▶ **Your tasks**:
1) In the tabletop game story, how many rocks does casting a Fireball take?
2) Name every spell mentioned in the tabletop game story.
Text under study Block Start
This was my first mistake.

In this setting, there is a magical rock that is necessary to cast spells. You spend one rock for each level of spell you want to cast. A Fireball would take three, a Magic Missile only one, etc. Unfortunately, these crystals were balls-to-the-walls expensive, and also highly addictive. The joke that I was a crack wizard inevitably arose.

Having a direct GP cost for each of my spells, I was essentially useless in combat aside from a few very specific long-duration spells, such as Flaming Orb. And that's basically what you need to know about my character.

That Guy joined the group at the same time I did, with what would have been immediately recognizable as your typical EdgeLord prick, if I had had any experience whatsoever. Rogue, aloof from the party, doesn't give a flying fuck about any other PCs, tries to co-opt every single session to be entirely about them. It got bad enough that several long-time players in that group quit for a time, and it was only me, That Guy, and the utterly tortured DM.
Text under study Block End
Given entries Block Start
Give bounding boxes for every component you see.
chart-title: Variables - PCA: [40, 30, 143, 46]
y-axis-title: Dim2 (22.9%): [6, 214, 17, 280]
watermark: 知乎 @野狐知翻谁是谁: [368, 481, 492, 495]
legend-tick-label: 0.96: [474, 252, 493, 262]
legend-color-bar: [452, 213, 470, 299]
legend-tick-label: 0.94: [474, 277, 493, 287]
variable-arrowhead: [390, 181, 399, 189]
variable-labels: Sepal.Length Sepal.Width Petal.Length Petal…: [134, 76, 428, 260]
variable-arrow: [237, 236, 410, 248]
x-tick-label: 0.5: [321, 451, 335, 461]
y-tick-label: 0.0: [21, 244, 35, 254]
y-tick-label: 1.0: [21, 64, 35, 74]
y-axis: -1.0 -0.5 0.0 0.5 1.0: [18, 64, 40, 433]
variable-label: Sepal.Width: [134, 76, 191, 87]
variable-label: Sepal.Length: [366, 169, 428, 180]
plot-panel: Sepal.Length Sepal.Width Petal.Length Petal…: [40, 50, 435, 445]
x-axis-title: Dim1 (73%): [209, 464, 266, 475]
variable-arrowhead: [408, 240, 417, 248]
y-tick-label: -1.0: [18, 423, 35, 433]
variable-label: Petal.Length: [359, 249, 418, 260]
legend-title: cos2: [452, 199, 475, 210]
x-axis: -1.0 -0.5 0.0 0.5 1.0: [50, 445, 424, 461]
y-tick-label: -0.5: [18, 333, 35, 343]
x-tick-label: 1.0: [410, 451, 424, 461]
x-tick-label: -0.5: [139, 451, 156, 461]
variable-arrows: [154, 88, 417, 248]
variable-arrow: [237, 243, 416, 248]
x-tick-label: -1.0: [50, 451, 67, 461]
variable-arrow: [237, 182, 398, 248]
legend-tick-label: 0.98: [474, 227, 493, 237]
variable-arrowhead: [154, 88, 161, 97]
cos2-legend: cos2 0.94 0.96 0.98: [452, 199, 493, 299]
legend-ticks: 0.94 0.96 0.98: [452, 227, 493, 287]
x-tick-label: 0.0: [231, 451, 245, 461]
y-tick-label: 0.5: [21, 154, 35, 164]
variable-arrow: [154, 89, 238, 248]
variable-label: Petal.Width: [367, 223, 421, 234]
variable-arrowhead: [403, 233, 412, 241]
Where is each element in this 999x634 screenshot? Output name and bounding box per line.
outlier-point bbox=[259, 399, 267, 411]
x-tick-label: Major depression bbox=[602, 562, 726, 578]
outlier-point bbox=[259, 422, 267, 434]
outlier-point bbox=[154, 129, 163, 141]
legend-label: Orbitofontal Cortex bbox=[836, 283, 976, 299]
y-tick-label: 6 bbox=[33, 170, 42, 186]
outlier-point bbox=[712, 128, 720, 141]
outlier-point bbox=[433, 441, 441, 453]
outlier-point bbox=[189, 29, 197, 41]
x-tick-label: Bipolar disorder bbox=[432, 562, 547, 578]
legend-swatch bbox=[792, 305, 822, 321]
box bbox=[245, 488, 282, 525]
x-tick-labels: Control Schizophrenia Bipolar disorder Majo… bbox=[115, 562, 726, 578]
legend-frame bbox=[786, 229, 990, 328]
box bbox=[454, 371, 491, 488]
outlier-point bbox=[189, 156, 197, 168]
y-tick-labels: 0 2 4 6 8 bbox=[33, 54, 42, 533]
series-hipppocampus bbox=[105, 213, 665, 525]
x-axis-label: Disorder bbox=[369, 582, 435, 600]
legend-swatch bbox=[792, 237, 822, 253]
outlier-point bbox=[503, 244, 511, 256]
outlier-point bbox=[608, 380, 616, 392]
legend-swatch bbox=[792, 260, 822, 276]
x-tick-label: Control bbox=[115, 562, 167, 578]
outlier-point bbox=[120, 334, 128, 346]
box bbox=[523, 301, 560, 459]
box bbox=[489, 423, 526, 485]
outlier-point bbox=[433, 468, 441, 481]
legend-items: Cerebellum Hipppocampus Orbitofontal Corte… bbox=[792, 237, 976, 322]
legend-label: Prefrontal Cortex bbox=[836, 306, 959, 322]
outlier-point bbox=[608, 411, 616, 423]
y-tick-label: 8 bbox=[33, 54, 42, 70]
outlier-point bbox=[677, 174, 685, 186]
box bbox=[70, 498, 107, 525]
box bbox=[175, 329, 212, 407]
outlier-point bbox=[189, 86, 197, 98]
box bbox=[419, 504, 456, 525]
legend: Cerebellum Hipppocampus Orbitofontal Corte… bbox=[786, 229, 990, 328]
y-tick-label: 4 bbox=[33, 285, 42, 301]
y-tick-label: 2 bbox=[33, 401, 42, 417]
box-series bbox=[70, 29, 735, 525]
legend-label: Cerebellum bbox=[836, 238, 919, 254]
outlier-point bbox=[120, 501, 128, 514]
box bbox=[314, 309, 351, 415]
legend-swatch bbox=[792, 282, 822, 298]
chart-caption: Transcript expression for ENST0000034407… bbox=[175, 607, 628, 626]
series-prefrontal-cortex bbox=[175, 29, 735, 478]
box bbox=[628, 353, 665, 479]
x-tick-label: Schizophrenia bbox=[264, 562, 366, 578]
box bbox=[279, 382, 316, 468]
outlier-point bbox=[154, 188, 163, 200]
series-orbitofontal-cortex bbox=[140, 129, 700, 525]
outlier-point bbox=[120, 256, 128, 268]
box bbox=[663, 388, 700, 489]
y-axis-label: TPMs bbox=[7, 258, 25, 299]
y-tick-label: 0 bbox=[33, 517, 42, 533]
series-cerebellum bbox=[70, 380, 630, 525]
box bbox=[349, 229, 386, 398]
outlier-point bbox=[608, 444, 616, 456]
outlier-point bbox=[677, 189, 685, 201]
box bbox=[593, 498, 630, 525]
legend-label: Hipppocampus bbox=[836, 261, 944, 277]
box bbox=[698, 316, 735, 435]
Given entries Block End
▶ **Solutions for each task**:
1) Three

2) Fireball, Magic Missile, Flaming Orb